→ **Work to be completed**: Please write out the listing below, starting with the line that contains "shop-establish-date-field: Shop Establish" and going on through the line that contains "circle-field: Circle* Alwal", both ends included, and copy those lines unchanged.

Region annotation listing

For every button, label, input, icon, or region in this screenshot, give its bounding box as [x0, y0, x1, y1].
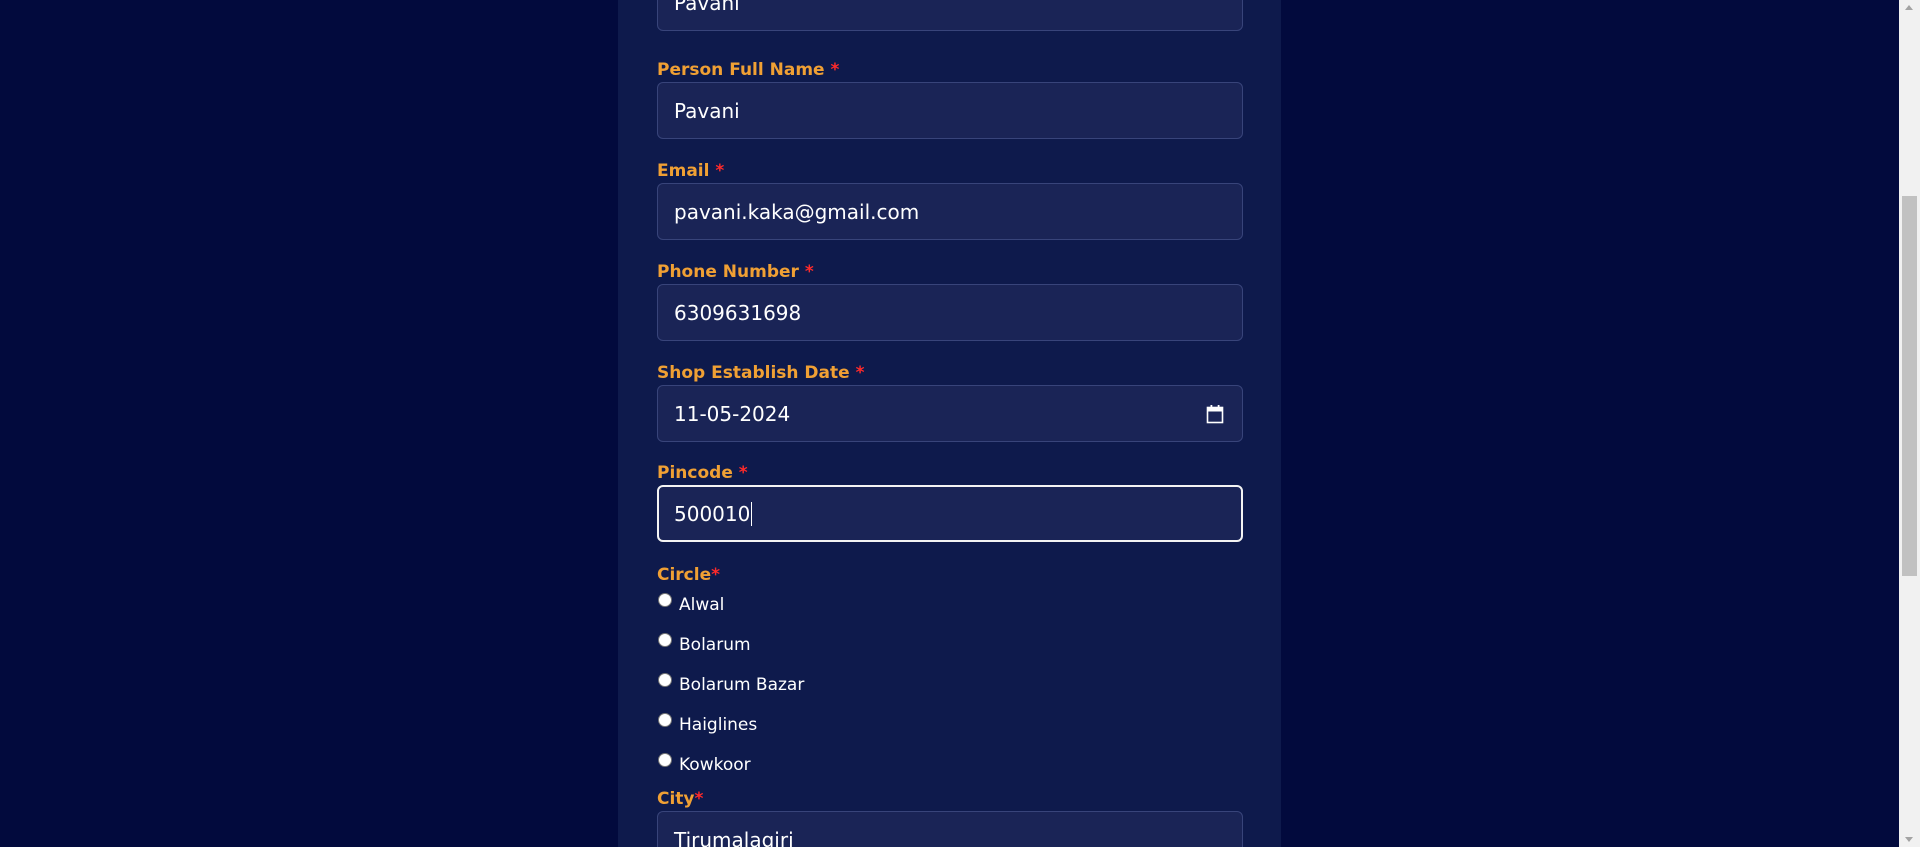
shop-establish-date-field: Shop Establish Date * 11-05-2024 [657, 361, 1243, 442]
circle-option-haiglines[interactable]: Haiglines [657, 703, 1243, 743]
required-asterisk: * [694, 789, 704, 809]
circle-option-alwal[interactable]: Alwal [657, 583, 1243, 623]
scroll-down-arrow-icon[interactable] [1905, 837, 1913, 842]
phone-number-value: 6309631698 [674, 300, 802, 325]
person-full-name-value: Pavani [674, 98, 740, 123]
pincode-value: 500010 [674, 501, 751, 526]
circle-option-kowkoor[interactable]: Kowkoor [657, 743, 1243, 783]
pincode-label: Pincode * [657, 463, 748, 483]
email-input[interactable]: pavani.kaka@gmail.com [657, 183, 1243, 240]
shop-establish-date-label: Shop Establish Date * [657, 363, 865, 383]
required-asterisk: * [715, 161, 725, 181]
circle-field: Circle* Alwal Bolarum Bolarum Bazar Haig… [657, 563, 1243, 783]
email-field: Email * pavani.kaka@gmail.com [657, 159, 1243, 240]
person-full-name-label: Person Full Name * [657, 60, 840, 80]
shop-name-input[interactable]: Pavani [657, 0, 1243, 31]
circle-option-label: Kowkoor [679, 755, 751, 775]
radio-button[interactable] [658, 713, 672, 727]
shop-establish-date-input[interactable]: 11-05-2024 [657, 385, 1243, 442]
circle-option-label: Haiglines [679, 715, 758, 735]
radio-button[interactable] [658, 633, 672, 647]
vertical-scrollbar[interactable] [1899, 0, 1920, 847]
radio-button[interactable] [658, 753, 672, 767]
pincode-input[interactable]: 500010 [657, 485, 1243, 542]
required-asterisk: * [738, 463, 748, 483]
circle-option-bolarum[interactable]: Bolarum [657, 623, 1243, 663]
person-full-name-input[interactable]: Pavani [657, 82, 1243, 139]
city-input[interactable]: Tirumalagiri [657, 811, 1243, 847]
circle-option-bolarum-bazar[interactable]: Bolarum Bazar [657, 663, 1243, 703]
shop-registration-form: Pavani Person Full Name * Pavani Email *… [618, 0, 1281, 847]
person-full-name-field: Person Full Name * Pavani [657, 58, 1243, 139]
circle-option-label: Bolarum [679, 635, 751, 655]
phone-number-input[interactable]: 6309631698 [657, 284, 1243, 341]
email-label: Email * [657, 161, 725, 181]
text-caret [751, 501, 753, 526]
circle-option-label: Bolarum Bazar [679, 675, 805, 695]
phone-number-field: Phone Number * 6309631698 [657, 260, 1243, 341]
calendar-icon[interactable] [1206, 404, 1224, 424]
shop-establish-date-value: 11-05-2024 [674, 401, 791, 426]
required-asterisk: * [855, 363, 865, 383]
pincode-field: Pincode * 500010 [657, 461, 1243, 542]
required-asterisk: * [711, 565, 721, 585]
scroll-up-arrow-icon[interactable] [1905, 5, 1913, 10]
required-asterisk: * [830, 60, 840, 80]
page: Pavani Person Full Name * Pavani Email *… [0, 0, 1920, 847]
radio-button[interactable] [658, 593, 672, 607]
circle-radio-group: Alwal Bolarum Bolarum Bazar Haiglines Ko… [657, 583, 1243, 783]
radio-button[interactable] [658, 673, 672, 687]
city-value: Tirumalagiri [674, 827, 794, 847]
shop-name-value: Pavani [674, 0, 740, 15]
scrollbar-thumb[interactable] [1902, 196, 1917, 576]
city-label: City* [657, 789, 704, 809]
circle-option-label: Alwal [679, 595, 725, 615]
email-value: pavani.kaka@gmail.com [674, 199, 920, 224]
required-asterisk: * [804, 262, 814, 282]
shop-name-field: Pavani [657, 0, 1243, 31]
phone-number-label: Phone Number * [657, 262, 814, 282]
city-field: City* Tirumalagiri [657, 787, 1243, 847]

==

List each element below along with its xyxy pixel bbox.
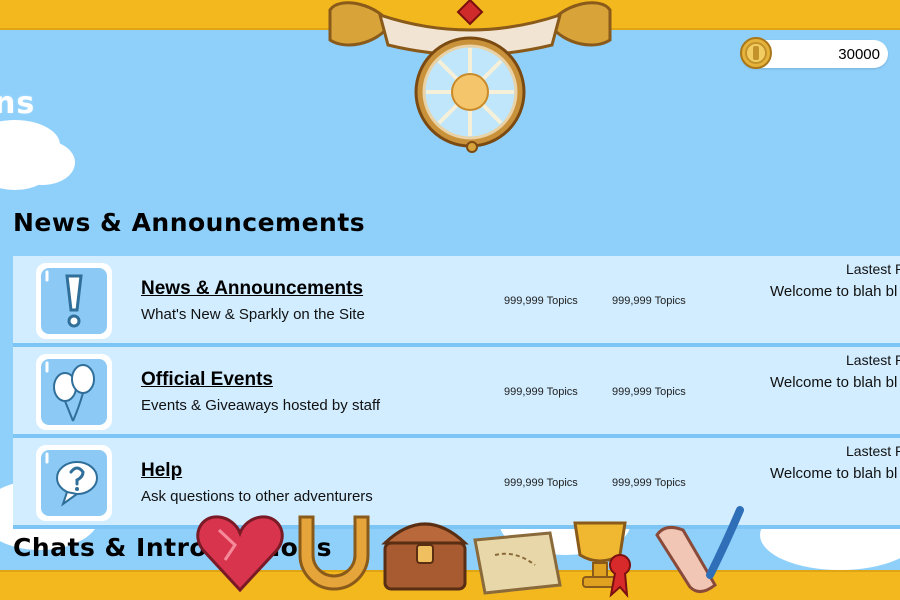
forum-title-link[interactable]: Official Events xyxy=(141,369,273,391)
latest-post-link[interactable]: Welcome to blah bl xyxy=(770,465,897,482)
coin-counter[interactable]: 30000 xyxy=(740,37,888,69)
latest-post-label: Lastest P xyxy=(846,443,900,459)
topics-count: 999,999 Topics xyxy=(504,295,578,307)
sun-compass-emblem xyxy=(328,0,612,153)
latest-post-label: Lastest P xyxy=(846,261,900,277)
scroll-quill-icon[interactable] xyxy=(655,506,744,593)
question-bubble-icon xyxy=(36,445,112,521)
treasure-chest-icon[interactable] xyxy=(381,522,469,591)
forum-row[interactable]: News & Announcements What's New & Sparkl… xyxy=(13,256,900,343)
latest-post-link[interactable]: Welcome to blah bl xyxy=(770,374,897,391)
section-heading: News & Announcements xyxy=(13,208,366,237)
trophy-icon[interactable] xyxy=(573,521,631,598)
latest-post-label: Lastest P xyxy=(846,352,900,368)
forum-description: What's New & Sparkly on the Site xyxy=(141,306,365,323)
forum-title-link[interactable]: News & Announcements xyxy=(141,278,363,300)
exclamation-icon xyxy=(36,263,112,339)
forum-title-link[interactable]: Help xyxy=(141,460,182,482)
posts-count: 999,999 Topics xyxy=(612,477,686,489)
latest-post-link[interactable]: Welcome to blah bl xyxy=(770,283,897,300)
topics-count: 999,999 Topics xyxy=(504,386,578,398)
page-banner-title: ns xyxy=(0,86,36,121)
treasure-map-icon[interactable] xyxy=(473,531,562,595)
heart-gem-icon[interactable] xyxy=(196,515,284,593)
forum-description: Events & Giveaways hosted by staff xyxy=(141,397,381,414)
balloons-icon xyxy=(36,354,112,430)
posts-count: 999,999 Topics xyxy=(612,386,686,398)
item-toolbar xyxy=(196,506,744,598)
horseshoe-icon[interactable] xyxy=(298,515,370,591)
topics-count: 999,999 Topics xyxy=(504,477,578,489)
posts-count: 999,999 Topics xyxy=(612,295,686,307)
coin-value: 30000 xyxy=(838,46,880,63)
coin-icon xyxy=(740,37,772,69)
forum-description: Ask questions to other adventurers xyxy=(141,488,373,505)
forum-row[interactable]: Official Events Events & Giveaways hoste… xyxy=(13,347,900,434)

→ **Answer to the exercise**:
shop-establish-date-field: Shop Establish Date * 11-05-2024 [657, 361, 1243, 442]
circle-option-haiglines[interactable]: Haiglines [657, 703, 1243, 743]
required-asterisk: * [694, 789, 704, 809]
circle-option-alwal[interactable]: Alwal [657, 583, 1243, 623]
scroll-down-arrow-icon[interactable] [1905, 837, 1913, 842]
phone-number-value: 6309631698 [674, 300, 802, 325]
person-full-name-value: Pavani [674, 98, 740, 123]
pincode-value: 500010 [674, 501, 751, 526]
circle-option-kowkoor[interactable]: Kowkoor [657, 743, 1243, 783]
pincode-label: Pincode * [657, 463, 748, 483]
email-input[interactable]: pavani.kaka@gmail.com [657, 183, 1243, 240]
shop-establish-date-label: Shop Establish Date * [657, 363, 865, 383]
required-asterisk: * [715, 161, 725, 181]
circle-field: Circle* Alwal Bolarum Bolarum Bazar Haig… [657, 563, 1243, 783]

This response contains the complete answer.